Work order A:
Answer the following about the analysis-of-variance text on rate, one line each:
(i) How many degrees of freedom does the Error source have?
(ii) What R-Square value is reported?
(iii) According to the closing paragraph, why are the Type I and Type III tables identical?
Work order B: Carry the analysis-of-variance text on rate forward, beginning after its final sentence.

Dependent Variable: rate

Source DF Sum of Squares Mean Square F Value Pr > F
Model 10 521234.1250 52123.4125 25.58 0.0011
Error 5 10186.8125 2037.3625
Corrected Total 15 531420.9375

R-Square Coeff Var Root MSE rate Mean
0.980831 5.816175 45.13715 776.0625

Source DF Type I SS Mean Square F Value Pr > F
power 1 374850.0625 374850.0625 183.99 <.0001
flow 1 217.5625 217.5625 0.11 0.7571
power*flow 1 18.0625 18.0625 0.01 0.9286
pressure 1 10.5625 10.5625 0.01 0.9454
power*pressure 1 1.5625 1.5625 0.00 0.9790
flow*pressure 1 7700.0625 7700.0625 3.78 0.1095
gap 1 41310.5625 41310.5625 20.28 0.0064
power*gap 1 94402.5625 94402.5625 46.34 0.0010
flow*gap 1 2475.0625 2475.0625 1.21 0.3206
pressure*gap 1 248.0625 248.0625 0.12 0.7414

Source DF Type III SS Mean Square F Value Pr > F
power 1 374850.0625 374850.0625 183.99 <.0001
flow 1 217.5625 217.5625 0.11 0.7571
power*flow 1 18.0625 18.0625 0.01 0.9286
pressure 1 10.5625 10.5625 0.01 0.9454
power*pressure 1 1.5625 1.5625 0.00 0.9790
flow*pressure 1 7700.0625 7700.0625 3.78 0.1095
gap 1 41310.5625 41310.5625 20.28 0.0064
power*gap 1 94402.5625 94402.5625 46.34 0.0010
flow*gap 1 2475.0625 2475.0625 1.21 0.3206
pressure*gap 1 248.0625 248.0625 0.12 0.7414

With 16 runs, the analysis of variance tells the whole story: all effects are estimable and there are five degrees of freedom left over to estimate the underlying error. The main effects of `power` and `gap` and their interaction are all significant, and no other effects are. Notice that the Type I and Type III ANOVA tables are the same; this is because the design is orthogonal and all effects are estimable.

Excerpted records:
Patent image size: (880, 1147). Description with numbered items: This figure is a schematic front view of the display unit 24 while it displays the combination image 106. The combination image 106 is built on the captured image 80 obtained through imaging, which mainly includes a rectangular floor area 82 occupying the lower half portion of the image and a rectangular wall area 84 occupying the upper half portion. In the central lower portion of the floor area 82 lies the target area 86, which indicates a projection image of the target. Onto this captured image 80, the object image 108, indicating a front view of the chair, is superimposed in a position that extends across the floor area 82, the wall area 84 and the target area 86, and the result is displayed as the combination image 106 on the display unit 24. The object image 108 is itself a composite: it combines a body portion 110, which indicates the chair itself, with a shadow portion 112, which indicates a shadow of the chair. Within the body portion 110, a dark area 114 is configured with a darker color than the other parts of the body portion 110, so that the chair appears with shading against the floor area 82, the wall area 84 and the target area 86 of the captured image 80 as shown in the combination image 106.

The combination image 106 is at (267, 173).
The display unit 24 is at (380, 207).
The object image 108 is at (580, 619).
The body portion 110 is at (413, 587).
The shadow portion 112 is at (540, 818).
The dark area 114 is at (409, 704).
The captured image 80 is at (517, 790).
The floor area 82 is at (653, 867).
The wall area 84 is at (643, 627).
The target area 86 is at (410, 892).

Reply A:
(i) 5
(ii) 0.980831
(iii) Because the design is orthogonal and all effects are estimable.

Reply B:
This example illustrates the use of the GLM procedure for the model analysis of a screening experiment. Typically, there is much more involved in performing an experiment of this type, from selecting the design points to be studied to graphically assessing significant effects, optimizing the final model, and performing subsequent experimentation. Specialized tools for this are available in SAS/QC software, in particular the ADX Interface and the FACTEX and OPTEX procedures. See SAS/QC User's Guide for more information.